### EXTRACTED MATERIAL:

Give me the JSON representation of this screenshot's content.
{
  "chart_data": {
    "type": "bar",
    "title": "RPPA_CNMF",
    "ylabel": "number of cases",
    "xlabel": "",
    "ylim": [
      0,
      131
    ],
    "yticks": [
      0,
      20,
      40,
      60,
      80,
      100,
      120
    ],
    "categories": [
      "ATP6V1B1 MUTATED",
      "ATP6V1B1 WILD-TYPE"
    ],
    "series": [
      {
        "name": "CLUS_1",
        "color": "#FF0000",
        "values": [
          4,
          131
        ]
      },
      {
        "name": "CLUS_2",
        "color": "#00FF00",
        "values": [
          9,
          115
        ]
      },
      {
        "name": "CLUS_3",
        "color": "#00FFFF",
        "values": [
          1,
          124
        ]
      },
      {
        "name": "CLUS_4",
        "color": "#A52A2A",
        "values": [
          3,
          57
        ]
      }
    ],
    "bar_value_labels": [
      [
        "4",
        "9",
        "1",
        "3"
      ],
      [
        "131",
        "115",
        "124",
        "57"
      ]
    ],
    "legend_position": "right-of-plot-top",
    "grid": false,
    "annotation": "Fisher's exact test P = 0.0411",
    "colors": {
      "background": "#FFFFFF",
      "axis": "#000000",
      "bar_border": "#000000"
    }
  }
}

### DESCRIPTION OF THE TASK:
Say how many lines above hold the word "name", giving only the count.

### THE ANSWER:
4